BEGIN Text extract

Personal life and education

Appignanesi was born Elżbieta Borensztejn on 4 January 1946 in Łódź, Poland, the daughter of Hena and Aaron Borensztejn. Following her birth, her parents moved to Paris, France, and in 1951 emigrated to Montreal, Quebec, Canada, where she grew up.
She studied at McGill University in Montreal, where she was a features editor for The McGill Daily. In 1966, she earned her BA and in 1967 her MA degree and married writer Richard Appignanesi. After their marriage the couple moved to England, where she obtained a DPhil degree in Comparative Literature at the University of Sussex in 1970. During this period she spent some time in Paris and Vienna, and wrote the thesis that became the book Proust, Musil and Henry James: femininity and the creative imagination, which was published in 1974. The couple had one son, film director Josh Appignanesi; they separated in 1981 and divorced in 1984.
Her later partner, then husband, was John Forrester, Professor of History and Philosophy of Science at Cambridge, with whom she wrote Freud's Women. The couple's daughter, Katrina Forrester, is Assistant Professor of Government and Social Studies at Harvard University. Lisa Appignanesi lives in London.

Academic work

After a year working as a writer in a Manhattan social research firm, Appignanesi returned to Britain to work as a European Studies lecturer at the University of Essex. She then lectured at New England College and in 1976 was one of the founders of the Writers and Readers Publishing Cooperative, which included Richard Appignanesi, John Berger and Arnold Wesker and launched the graphic Beginners series with titles on Marx and Freud. In 1975 she published The Cabaret, a history of cabaret, a new edition of which came out in 2005.

END Text extract
BEGIN Dataset excerpts

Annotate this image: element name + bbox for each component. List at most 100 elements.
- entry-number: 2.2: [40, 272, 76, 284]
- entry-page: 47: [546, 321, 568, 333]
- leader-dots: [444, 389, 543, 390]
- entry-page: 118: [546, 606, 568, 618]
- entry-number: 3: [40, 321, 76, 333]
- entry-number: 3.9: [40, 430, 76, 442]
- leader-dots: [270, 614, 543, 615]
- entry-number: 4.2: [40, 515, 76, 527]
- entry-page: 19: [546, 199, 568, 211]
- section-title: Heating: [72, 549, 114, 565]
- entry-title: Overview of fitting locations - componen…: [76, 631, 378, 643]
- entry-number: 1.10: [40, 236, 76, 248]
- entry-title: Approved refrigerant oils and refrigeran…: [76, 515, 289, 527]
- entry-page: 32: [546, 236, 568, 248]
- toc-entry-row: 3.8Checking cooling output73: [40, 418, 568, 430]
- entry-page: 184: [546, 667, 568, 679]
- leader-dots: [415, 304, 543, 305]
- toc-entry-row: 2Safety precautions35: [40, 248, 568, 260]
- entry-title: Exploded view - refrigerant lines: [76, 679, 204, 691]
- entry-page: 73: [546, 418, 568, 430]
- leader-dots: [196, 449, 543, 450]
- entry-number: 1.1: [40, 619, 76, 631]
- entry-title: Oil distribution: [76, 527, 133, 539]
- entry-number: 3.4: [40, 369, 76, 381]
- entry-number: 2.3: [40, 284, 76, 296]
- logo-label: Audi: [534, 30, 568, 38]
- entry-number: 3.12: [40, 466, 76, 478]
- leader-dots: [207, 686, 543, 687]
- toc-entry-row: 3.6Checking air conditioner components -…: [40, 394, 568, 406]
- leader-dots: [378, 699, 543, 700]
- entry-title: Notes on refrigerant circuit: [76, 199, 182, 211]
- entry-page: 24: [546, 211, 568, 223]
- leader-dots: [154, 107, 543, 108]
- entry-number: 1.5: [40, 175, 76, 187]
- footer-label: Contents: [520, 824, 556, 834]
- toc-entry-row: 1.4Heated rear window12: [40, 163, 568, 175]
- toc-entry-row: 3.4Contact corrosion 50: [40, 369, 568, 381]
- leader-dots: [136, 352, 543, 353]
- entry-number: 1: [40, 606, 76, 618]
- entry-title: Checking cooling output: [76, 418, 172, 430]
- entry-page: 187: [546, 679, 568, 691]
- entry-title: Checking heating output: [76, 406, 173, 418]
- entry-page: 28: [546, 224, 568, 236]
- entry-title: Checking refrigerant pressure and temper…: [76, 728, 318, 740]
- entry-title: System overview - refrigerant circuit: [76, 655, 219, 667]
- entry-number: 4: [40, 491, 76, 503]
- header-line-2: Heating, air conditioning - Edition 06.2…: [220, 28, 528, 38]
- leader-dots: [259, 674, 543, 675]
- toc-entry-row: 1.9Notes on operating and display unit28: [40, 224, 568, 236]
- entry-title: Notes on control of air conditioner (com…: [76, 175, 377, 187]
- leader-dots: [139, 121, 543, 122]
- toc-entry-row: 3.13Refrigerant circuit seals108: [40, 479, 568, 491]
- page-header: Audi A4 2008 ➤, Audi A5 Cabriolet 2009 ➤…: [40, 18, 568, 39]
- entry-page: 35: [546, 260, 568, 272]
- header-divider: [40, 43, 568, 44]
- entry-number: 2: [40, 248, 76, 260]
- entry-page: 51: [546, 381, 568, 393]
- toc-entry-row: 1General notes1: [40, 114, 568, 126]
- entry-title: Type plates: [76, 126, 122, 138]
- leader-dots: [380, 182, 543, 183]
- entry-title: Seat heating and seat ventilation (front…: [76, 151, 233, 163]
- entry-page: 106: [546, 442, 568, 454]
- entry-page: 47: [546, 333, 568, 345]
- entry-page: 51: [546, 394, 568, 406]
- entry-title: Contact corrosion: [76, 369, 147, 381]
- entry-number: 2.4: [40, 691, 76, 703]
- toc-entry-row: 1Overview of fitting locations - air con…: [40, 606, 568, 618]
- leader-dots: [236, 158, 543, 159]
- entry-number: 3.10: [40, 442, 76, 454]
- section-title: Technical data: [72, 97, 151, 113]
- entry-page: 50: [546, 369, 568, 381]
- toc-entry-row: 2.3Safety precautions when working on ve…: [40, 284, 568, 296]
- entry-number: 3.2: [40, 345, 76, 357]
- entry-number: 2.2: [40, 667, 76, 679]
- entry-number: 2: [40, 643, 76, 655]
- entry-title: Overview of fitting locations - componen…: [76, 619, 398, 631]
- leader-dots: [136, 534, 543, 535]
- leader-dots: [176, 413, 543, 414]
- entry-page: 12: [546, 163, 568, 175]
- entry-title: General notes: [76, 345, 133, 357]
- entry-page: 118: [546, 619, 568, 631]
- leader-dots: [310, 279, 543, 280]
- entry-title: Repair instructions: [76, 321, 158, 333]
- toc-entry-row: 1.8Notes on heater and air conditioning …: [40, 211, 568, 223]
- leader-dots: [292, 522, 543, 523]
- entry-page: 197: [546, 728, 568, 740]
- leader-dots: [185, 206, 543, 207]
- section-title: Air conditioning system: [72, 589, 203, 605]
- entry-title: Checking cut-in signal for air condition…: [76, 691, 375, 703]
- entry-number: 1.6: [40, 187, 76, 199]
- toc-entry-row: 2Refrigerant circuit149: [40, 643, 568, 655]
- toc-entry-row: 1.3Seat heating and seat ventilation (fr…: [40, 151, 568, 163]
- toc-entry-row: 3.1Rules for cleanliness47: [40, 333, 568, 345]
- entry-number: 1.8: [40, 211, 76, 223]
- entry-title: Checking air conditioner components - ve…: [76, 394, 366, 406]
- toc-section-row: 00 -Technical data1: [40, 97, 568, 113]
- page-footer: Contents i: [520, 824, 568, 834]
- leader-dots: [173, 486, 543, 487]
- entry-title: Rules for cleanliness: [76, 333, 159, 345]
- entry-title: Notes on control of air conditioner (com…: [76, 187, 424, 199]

END Dataset excerpts

→ **Given problem 1**:
Render the rows as a JSON list of strings, one string per line with blank lines omitted, starting with the first line of the rows and going on through the line with "- logo-label: Audi: [534, 30, 568, 38]".
→ **Given problem 2**:
Finish out the next part of the Appignanesi biography, picking up right after its last sentence.

→ **Reply 1**:
[
  "Annotate this image: element name + bbox for each component. List at most 100 elements.",
  "- entry-number: 2.2: [40, 272, 76, 284]",
  "- entry-page: 47: [546, 321, 568, 333]",
  "- leader-dots: [444, 389, 543, 390]",
  "- entry-page: 118: [546, 606, 568, 618]",
  "- entry-number: 3: [40, 321, 76, 333]",
  "- entry-number: 3.9: [40, 430, 76, 442]",
  "- leader-dots: [270, 614, 543, 615]",
  "- entry-number: 4.2: [40, 515, 76, 527]",
  "- entry-page: 19: [546, 199, 568, 211]",
  "- section-title: Heating: [72, 549, 114, 565]",
  "- entry-title: Overview of fitting locations - componen…: [76, 631, 378, 643]",
  "- entry-number: 1.10: [40, 236, 76, 248]",
  "- entry-title: Approved refrigerant oils and refrigeran…: [76, 515, 289, 527]",
  "- entry-page: 32: [546, 236, 568, 248]",
  "- toc-entry-row: 3.8Checking cooling output73: [40, 418, 568, 430]",
  "- entry-page: 184: [546, 667, 568, 679]",
  "- leader-dots: [415, 304, 543, 305]",
  "- toc-entry-row: 2Safety precautions35: [40, 248, 568, 260]",
  "- entry-title: Exploded view - refrigerant lines: [76, 679, 204, 691]",
  "- entry-page: 73: [546, 418, 568, 430]",
  "- leader-dots: [196, 449, 543, 450]",
  "- entry-number: 1.1: [40, 619, 76, 631]",
  "- entry-title: Oil distribution: [76, 527, 133, 539]",
  "- entry-number: 3.4: [40, 369, 76, 381]",
  "- entry-number: 2.3: [40, 284, 76, 296]",
  "- logo-label: Audi: [534, 30, 568, 38]"
]

→ **Reply 2**:
ICA

In 1980 she left academia to become Director of Talks and Seminars at the Institute of Contemporary Arts in London, where she stayed for ten years and helped the ICA talks programme gain a reputation as "an intellectual hothouse". While at the ICA she edited the Documents series, which included the books Postmodernism and Ideas from France. She became Deputy Director of the ICA in 1986 and created the ICA-Television branch, which produced England's Henry Moore in 1988 and Seductions for Channel Four. She left the ICA in 1990 to write full-time.

Writing

In 1991 she published a best-selling novel, Memory and Desire. A major study of Freud's life, ideas and his relations to women, Freud's Women was published in 1992. As well as these she has written several other works of fiction, including thrillers. She has also written the award-winning Mad, Bad and Sad: Women and the Mind Doctors in 2008 and All About Love.
Appignanesi has co-written two films on Salman Rushdie for French television, presented two series of radio programmes on Sigmund Freud for BBC Radio 4, presented the arts and ideas Nightwaves programme for BBC Three, contributed to a variety of programmes, including Saturday Review, Start the Week and Woman's Hour, and written for the New Writing Partnership. Appignanesi has appeared as a cultural commentator on many television programmes, including the BBC's Newsnight and Late Review. She was General Editor of The Big Ideas series, published by Profile Books, which includes Violence by Slavoj Zizek and Bodies, by Susie Orbach. She worked as a fellow of the Brain and Behaviour Laboratory at the Open University, was a council-member of the ICA and was Chair of the Freud Museum, London from 2008 to 2014. She has also written for The Guardian, The Observer, The Independent, and The Daily Telegraph and The New York Review of Books. She is a member of the Board of IMPRESS Project, the independent monitor for the UK Press.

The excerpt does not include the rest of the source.